Supplied data
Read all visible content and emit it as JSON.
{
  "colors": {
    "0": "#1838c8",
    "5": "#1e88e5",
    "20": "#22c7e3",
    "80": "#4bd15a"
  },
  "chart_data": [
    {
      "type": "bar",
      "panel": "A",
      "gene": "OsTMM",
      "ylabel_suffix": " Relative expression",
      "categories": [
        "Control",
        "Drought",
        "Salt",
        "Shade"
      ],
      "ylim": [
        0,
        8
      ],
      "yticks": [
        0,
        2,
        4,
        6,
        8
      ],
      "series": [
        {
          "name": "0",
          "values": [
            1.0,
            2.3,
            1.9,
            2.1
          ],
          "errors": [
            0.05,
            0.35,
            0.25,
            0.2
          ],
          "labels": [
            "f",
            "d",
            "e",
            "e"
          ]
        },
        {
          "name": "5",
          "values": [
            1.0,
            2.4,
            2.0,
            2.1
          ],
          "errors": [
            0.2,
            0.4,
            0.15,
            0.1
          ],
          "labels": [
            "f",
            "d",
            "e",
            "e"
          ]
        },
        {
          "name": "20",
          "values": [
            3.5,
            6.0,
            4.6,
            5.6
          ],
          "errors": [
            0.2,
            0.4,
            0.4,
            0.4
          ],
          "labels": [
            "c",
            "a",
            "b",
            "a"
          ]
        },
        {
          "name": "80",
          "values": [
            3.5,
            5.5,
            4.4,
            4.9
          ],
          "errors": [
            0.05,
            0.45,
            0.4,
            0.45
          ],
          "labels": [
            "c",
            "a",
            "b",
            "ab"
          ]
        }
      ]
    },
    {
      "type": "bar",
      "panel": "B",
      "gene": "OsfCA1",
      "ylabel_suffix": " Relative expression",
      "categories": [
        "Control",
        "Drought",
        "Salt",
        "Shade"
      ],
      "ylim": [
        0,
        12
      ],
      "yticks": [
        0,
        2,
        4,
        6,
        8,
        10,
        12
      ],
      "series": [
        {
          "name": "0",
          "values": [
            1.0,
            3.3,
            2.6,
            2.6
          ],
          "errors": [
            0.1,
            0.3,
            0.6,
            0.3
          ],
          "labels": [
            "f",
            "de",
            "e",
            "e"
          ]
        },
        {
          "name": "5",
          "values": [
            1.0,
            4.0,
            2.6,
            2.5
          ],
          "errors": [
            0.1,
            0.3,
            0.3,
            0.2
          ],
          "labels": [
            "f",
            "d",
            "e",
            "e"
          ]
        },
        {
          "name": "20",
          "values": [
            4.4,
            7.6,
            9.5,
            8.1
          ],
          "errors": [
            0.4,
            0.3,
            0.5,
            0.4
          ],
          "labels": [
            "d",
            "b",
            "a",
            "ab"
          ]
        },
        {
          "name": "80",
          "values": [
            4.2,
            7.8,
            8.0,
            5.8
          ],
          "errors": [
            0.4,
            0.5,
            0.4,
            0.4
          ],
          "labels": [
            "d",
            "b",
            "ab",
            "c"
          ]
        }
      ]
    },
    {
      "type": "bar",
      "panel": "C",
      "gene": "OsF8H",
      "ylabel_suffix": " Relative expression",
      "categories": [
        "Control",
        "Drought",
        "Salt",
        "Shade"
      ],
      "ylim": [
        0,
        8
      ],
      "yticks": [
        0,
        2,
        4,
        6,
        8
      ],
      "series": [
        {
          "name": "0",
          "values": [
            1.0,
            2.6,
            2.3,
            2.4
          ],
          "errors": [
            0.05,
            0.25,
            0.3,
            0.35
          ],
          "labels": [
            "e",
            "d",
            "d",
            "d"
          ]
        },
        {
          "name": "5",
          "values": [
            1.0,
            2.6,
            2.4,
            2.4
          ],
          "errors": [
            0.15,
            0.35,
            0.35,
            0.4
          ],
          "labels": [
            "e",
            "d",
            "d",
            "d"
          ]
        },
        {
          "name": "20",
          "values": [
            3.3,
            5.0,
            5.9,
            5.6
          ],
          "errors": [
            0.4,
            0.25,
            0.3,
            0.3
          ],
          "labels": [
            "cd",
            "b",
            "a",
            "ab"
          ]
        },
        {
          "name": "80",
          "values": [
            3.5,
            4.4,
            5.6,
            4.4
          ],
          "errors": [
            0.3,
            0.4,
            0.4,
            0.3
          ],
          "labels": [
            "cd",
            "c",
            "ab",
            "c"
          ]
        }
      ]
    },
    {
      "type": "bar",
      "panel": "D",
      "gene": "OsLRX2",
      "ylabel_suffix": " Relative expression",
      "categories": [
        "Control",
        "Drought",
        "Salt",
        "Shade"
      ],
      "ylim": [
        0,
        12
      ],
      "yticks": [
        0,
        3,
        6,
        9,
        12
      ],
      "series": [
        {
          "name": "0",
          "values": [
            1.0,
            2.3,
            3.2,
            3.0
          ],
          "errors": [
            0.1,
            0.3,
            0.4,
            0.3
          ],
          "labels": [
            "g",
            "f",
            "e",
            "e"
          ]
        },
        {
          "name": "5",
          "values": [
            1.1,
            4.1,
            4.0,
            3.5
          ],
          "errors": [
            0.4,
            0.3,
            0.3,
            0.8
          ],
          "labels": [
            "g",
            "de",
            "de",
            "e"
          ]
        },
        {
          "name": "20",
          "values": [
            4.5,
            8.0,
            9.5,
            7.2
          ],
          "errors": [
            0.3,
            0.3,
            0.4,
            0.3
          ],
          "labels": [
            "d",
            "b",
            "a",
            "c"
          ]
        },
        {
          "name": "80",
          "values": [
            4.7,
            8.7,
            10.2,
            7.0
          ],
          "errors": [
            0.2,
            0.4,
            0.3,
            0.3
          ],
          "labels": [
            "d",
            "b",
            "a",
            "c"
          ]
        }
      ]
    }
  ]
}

To do
Using the listing above, please repeat every entry exactly.

Correct result
Read all visible content and emit it as JSON.
{
  "colors": {
    "0": "#1838c8",
    "5": "#1e88e5",
    "20": "#22c7e3",
    "80": "#4bd15a"
  },
  "chart_data": [
    {
      "type": "bar",
      "panel": "A",
      "gene": "OsTMM",
      "ylabel_suffix": " Relative expression",
      "categories": [
        "Control",
        "Drought",
        "Salt",
        "Shade"
      ],
      "ylim": [
        0,
        8
      ],
      "yticks": [
        0,
        2,
        4,
        6,
        8
      ],
      "series": [
        {
          "name": "0",
          "values": [
            1.0,
            2.3,
            1.9,
            2.1
          ],
          "errors": [
            0.05,
            0.35,
            0.25,
            0.2
          ],
          "labels": [
            "f",
            "d",
            "e",
            "e"
          ]
        },
        {
          "name": "5",
          "values": [
            1.0,
            2.4,
            2.0,
            2.1
          ],
          "errors": [
            0.2,
            0.4,
            0.15,
            0.1
          ],
          "labels": [
            "f",
            "d",
            "e",
            "e"
          ]
        },
        {
          "name": "20",
          "values": [
            3.5,
            6.0,
            4.6,
            5.6
          ],
          "errors": [
            0.2,
            0.4,
            0.4,
            0.4
          ],
          "labels": [
            "c",
            "a",
            "b",
            "a"
          ]
        },
        {
          "name": "80",
          "values": [
            3.5,
            5.5,
            4.4,
            4.9
          ],
          "errors": [
            0.05,
            0.45,
            0.4,
            0.45
          ],
          "labels": [
            "c",
            "a",
            "b",
            "ab"
          ]
        }
      ]
    },
    {
      "type": "bar",
      "panel": "B",
      "gene": "OsfCA1",
      "ylabel_suffix": " Relative expression",
      "categories": [
        "Control",
        "Drought",
        "Salt",
        "Shade"
      ],
      "ylim": [
        0,
        12
      ],
      "yticks": [
        0,
        2,
        4,
        6,
        8,
        10,
        12
      ],
      "series": [
        {
          "name": "0",
          "values": [
            1.0,
            3.3,
            2.6,
            2.6
          ],
          "errors": [
            0.1,
            0.3,
            0.6,
            0.3
          ],
          "labels": [
            "f",
            "de",
            "e",
            "e"
          ]
        },
        {
          "name": "5",
          "values": [
            1.0,
            4.0,
            2.6,
            2.5
          ],
          "errors": [
            0.1,
            0.3,
            0.3,
            0.2
          ],
          "labels": [
            "f",
            "d",
            "e",
            "e"
          ]
        },
        {
          "name": "20",
          "values": [
            4.4,
            7.6,
            9.5,
            8.1
          ],
          "errors": [
            0.4,
            0.3,
            0.5,
            0.4
          ],
          "labels": [
            "d",
            "b",
            "a",
            "ab"
          ]
        },
        {
          "name": "80",
          "values": [
            4.2,
            7.8,
            8.0,
            5.8
          ],
          "errors": [
            0.4,
            0.5,
            0.4,
            0.4
          ],
          "labels": [
            "d",
            "b",
            "ab",
            "c"
          ]
        }
      ]
    },
    {
      "type": "bar",
      "panel": "C",
      "gene": "OsF8H",
      "ylabel_suffix": " Relative expression",
      "categories": [
        "Control",
        "Drought",
        "Salt",
        "Shade"
      ],
      "ylim": [
        0,
        8
      ],
      "yticks": [
        0,
        2,
        4,
        6,
        8
      ],
      "series": [
        {
          "name": "0",
          "values": [
            1.0,
            2.6,
            2.3,
            2.4
          ],
          "errors": [
            0.05,
            0.25,
            0.3,
            0.35
          ],
          "labels": [
            "e",
            "d",
            "d",
            "d"
          ]
        },
        {
          "name": "5",
          "values": [
            1.0,
            2.6,
            2.4,
            2.4
          ],
          "errors": [
            0.15,
            0.35,
            0.35,
            0.4
          ],
          "labels": [
            "e",
            "d",
            "d",
            "d"
          ]
        },
        {
          "name": "20",
          "values": [
            3.3,
            5.0,
            5.9,
            5.6
          ],
          "errors": [
            0.4,
            0.25,
            0.3,
            0.3
          ],
          "labels": [
            "cd",
            "b",
            "a",
            "ab"
          ]
        },
        {
          "name": "80",
          "values": [
            3.5,
            4.4,
            5.6,
            4.4
          ],
          "errors": [
            0.3,
            0.4,
            0.4,
            0.3
          ],
          "labels": [
            "cd",
            "c",
            "ab",
            "c"
          ]
        }
      ]
    },
    {
      "type": "bar",
      "panel": "D",
      "gene": "OsLRX2",
      "ylabel_suffix": " Relative expression",
      "categories": [
        "Control",
        "Drought",
        "Salt",
        "Shade"
      ],
      "ylim": [
        0,
        12
      ],
      "yticks": [
        0,
        3,
        6,
        9,
        12
      ],
      "series": [
        {
          "name": "0",
          "values": [
            1.0,
            2.3,
            3.2,
            3.0
          ],
          "errors": [
            0.1,
            0.3,
            0.4,
            0.3
          ],
          "labels": [
            "g",
            "f",
            "e",
            "e"
          ]
        },
        {
          "name": "5",
          "values": [
            1.1,
            4.1,
            4.0,
            3.5
          ],
          "errors": [
            0.4,
            0.3,
            0.3,
            0.8
          ],
          "labels": [
            "g",
            "de",
            "de",
            "e"
          ]
        },
        {
          "name": "20",
          "values": [
            4.5,
            8.0,
            9.5,
            7.2
          ],
          "errors": [
            0.3,
            0.3,
            0.4,
            0.3
          ],
          "labels": [
            "d",
            "b",
            "a",
            "c"
          ]
        },
        {
          "name": "80",
          "values": [
            4.7,
            8.7,
            10.2,
            7.0
          ],
          "errors": [
            0.2,
            0.4,
            0.3,
            0.3
          ],
          "labels": [
            "d",
            "b",
            "a",
            "c"
          ]
        }
      ]
    }
  ]
}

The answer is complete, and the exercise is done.